_Objective_
The entries below should be output exactly as written.

>> START

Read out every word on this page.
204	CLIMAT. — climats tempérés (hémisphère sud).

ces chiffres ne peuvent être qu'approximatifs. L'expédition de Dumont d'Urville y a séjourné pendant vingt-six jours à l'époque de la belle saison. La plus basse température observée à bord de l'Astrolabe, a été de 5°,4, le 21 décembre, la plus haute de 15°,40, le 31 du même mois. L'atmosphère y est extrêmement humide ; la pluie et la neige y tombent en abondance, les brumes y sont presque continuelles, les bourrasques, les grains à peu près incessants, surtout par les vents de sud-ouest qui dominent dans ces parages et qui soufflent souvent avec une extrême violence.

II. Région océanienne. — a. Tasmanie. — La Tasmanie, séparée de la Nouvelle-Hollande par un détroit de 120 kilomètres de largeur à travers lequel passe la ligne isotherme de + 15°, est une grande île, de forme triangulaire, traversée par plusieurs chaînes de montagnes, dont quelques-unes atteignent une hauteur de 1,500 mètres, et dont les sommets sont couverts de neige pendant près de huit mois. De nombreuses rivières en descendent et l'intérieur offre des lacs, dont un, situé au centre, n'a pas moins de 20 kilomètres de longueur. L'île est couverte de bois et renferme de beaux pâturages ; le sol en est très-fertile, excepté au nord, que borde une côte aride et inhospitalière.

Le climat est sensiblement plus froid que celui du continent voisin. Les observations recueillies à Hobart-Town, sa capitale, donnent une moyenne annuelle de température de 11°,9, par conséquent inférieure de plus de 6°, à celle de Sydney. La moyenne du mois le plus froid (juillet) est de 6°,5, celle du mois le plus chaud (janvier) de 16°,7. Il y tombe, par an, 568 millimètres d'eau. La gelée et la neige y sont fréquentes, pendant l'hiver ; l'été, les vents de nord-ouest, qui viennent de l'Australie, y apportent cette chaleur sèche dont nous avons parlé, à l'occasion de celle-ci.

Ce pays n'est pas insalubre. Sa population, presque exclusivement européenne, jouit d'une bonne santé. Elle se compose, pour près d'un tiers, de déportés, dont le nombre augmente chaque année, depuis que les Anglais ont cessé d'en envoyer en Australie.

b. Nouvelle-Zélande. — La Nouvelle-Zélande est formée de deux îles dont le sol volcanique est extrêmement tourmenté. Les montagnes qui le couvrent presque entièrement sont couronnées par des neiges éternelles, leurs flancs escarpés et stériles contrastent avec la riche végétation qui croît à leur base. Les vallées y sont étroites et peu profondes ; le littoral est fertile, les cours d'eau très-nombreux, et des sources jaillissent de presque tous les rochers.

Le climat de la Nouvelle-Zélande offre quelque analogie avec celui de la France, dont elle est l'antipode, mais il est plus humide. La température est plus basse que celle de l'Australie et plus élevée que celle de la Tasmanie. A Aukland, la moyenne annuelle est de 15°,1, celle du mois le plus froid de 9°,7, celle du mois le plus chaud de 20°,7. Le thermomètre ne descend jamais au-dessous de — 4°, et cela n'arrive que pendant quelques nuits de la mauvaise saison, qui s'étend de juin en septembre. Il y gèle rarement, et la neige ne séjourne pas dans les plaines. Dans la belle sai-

>> END

_Problem solution_
Read out every word on this page.
204	CLIMAT. — climats tempérés (hémisphère sud).

ces chiffres ne peuvent être qu'approximatifs. L'expédition de Dumont d'Urville y a séjourné pendant vingt-six jours à l'époque de la belle saison. La plus basse température observée à bord de l'Astrolabe, a été de 5°,4, le 21 décembre, la plus haute de 15°,40, le 31 du même mois. L'atmosphère y est extrêmement humide ; la pluie et la neige y tombent en abondance, les brumes y sont presque continuelles, les bourrasques, les grains à peu près incessants, surtout par les vents de sud-ouest qui dominent dans ces parages et qui soufflent souvent avec une extrême violence.

II. Région océanienne. — a. Tasmanie. — La Tasmanie, séparée de la Nouvelle-Hollande par un détroit de 120 kilomètres de largeur à travers lequel passe la ligne isotherme de + 15°, est une grande île, de forme triangulaire, traversée par plusieurs chaînes de montagnes, dont quelques-unes atteignent une hauteur de 1,500 mètres, et dont les sommets sont couverts de neige pendant près de huit mois. De nombreuses rivières en descendent et l'intérieur offre des lacs, dont un, situé au centre, n'a pas moins de 20 kilomètres de longueur. L'île est couverte de bois et renferme de beaux pâturages ; le sol en est très-fertile, excepté au nord, que borde une côte aride et inhospitalière.

Le climat est sensiblement plus froid que celui du continent voisin. Les observations recueillies à Hobart-Town, sa capitale, donnent une moyenne annuelle de température de 11°,9, par conséquent inférieure de plus de 6°, à celle de Sydney. La moyenne du mois le plus froid (juillet) est de 6°,5, celle du mois le plus chaud (janvier) de 16°,7. Il y tombe, par an, 568 millimètres d'eau. La gelée et la neige y sont fréquentes, pendant l'hiver ; l'été, les vents de nord-ouest, qui viennent de l'Australie, y apportent cette chaleur sèche dont nous avons parlé, à l'occasion de celle-ci.

Ce pays n'est pas insalubre. Sa population, presque exclusivement européenne, jouit d'une bonne santé. Elle se compose, pour près d'un tiers, de déportés, dont le nombre augmente chaque année, depuis que les Anglais ont cessé d'en envoyer en Australie.

b. Nouvelle-Zélande. — La Nouvelle-Zélande est formée de deux îles dont le sol volcanique est extrêmement tourmenté. Les montagnes qui le couvrent presque entièrement sont couronnées par des neiges éternelles, leurs flancs escarpés et stériles contrastent avec la riche végétation qui croît à leur base. Les vallées y sont étroites et peu profondes ; le littoral est fertile, les cours d'eau très-nombreux, et des sources jaillissent de presque tous les rochers.

Le climat de la Nouvelle-Zélande offre quelque analogie avec celui de la France, dont elle est l'antipode, mais il est plus humide. La température est plus basse que celle de l'Australie et plus élevée que celle de la Tasmanie. A Aukland, la moyenne annuelle est de 15°,1, celle du mois le plus froid de 9°,7, celle du mois le plus chaud de 20°,7. Le thermomètre ne descend jamais au-dessous de — 4°, et cela n'arrive que pendant quelques nuits de la mauvaise saison, qui s'étend de juin en septembre. Il y gèle rarement, et la neige ne séjourne pas dans les plaines. Dans la belle sai-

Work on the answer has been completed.